出来上がったシフト表をよく見ると色々と文句の付け所があることに気づきます。この節では文句/要望とそれにどう対応したかを紹介します。

「全員執事」みたいなギャグを避けるために

任意の時間で、どこかのポジションはお嬢様ロールが入っていなくてはならないという制約を追加します。お嬢様ロールの部員のみを抜き取って、時間を固定したときの合計が1以上になればよいです。

for t in range(tnum):
    ojousama_lst=[w for w in range(wnum) if role_WD[w,t2d(t)]==ridx("お嬢様")]
    m+=mip.xsum(X[ojousama_lst,:,t].flatten())>=1

リストをインデックスにできるnumpy式スライシングの便利さに感動。

連続時間制約

機械は感情がないので、「部員によっては1日中休憩なし」みたいな血も涙もないシフトを出してきます。そこで、3時間以上連続でシフトに入れることを禁止する制約を付けます。 30分1コマなので任意の時刻tにおいてtからt+6までの合計値が5以下であればよいです。
####################
● 課題一覧:
(1) 上のシフト表作成の文章のうち、「任意の時間で、どこかのポジシ」から「値が5以下であればよいです。」までの部分を、一字も変えずに出力してください。
(2) 上のシフト表の制約についての文章を、最後の文の後から引き継いで書き進めてください。

● データ行:
####################
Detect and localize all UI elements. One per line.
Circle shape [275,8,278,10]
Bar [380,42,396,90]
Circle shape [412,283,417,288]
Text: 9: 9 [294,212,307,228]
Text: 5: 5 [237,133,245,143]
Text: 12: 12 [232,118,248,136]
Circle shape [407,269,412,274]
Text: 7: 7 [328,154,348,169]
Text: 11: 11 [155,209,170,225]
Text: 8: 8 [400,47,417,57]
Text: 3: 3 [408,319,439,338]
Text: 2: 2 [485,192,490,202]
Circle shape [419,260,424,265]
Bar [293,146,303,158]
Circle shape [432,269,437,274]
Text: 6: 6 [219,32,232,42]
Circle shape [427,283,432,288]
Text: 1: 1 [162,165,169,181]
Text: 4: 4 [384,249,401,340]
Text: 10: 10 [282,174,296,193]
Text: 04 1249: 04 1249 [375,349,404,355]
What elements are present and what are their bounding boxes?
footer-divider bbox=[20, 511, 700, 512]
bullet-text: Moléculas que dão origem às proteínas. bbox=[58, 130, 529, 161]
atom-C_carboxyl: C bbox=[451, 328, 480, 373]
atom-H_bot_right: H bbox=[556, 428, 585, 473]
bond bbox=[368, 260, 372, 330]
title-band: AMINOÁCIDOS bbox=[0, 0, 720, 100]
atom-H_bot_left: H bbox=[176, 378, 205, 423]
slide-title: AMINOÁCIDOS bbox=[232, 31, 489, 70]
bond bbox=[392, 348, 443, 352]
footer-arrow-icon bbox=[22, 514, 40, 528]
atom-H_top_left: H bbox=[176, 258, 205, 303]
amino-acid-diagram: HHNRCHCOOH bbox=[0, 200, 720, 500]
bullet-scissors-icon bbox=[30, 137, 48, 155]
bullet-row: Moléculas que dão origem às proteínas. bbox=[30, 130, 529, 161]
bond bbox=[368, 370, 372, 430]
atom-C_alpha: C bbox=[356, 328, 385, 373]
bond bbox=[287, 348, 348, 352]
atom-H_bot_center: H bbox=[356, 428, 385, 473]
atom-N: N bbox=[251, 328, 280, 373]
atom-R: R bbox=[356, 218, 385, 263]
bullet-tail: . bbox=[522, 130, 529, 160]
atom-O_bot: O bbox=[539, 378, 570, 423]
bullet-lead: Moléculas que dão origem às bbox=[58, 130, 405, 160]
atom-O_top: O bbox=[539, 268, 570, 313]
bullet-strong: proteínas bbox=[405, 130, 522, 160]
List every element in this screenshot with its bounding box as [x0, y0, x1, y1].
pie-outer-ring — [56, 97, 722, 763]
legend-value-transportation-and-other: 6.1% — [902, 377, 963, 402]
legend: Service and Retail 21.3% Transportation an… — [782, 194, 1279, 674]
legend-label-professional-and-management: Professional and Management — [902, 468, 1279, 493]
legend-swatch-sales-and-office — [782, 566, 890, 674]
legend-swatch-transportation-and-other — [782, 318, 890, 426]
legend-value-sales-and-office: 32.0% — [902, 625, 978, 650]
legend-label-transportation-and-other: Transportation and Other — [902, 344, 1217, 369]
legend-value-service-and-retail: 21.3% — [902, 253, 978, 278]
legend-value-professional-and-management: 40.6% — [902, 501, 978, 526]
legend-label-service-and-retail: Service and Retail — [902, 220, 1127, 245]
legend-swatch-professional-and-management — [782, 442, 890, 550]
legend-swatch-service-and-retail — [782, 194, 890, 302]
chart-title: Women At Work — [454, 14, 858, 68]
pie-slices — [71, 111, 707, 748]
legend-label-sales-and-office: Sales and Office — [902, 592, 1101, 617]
####################
● 想定される回答:
(1)
任意の時間で、どこかのポジションはお嬢様ロールが入っていなくてはならないという制約を追加します。お嬢様ロールの部員のみを抜き取って、時間を固定したときの合計が1以上になればよいです。

for t in range(tnum):
    ojousama_lst=[w for w in range(wnum) if role_WD[w,t2d(t)]==ridx("お嬢様")]
    m+=mip.xsum(X[ojousama_lst,:,t].flatten())>=1

リストをインデックスにできるnumpy式スライシングの便利さに感動。

連続時間制約

機械は感情がないので、「部員によっては1日中休憩なし」みたいな血も涙もないシフトを出してきます。そこで、3時間以上連続でシフトに入れることを禁止する制約を付けます。 30分1コマなので任意の時刻tにおいてtからt+6までの合計値が5以下であればよいです。

(2)
for w in range(wnum):
    for t in range(tnum-5):
        m+=mip.xsum(var_WPT[w,:,t:t+6].flatten())<=5

○○さんだけ働かせすぎじゃない?問題

シフト時間ができるだけ公平になるような制約/目的関数を追加します。
できるだけ公平と聞いてまず思いつくのは分散最小化ですが、これはXについての2次式となり、目的関数や制約条件に落とし込むことができません。そこで、「最もシフトに長くいる人のシフト入り時間の最小化」をすることで、不公平に働きすぎる人を抑えようというアプローチをとります。
最小値の最大化は線形計画法の鉄板テクニックで、新たな中間変数zを用意して
minimize: max(Yn)\text{minimize: } \max{(Y_n)}
minimize: z subject to Ynz for all n\Leftrightarrow \text{minimize: } z \text{ subject to } Y_n \leq z \text{ for all } n
と読み替えることで線形式に落とし込めます。

z=m.add_var(name="max_shift_time",var_type="I")
m.objective = mip.minimize(
                  mip.xsum((X*SC.WPT).flatten()) 
                + z #新たに導入する中間変数
                ) 
...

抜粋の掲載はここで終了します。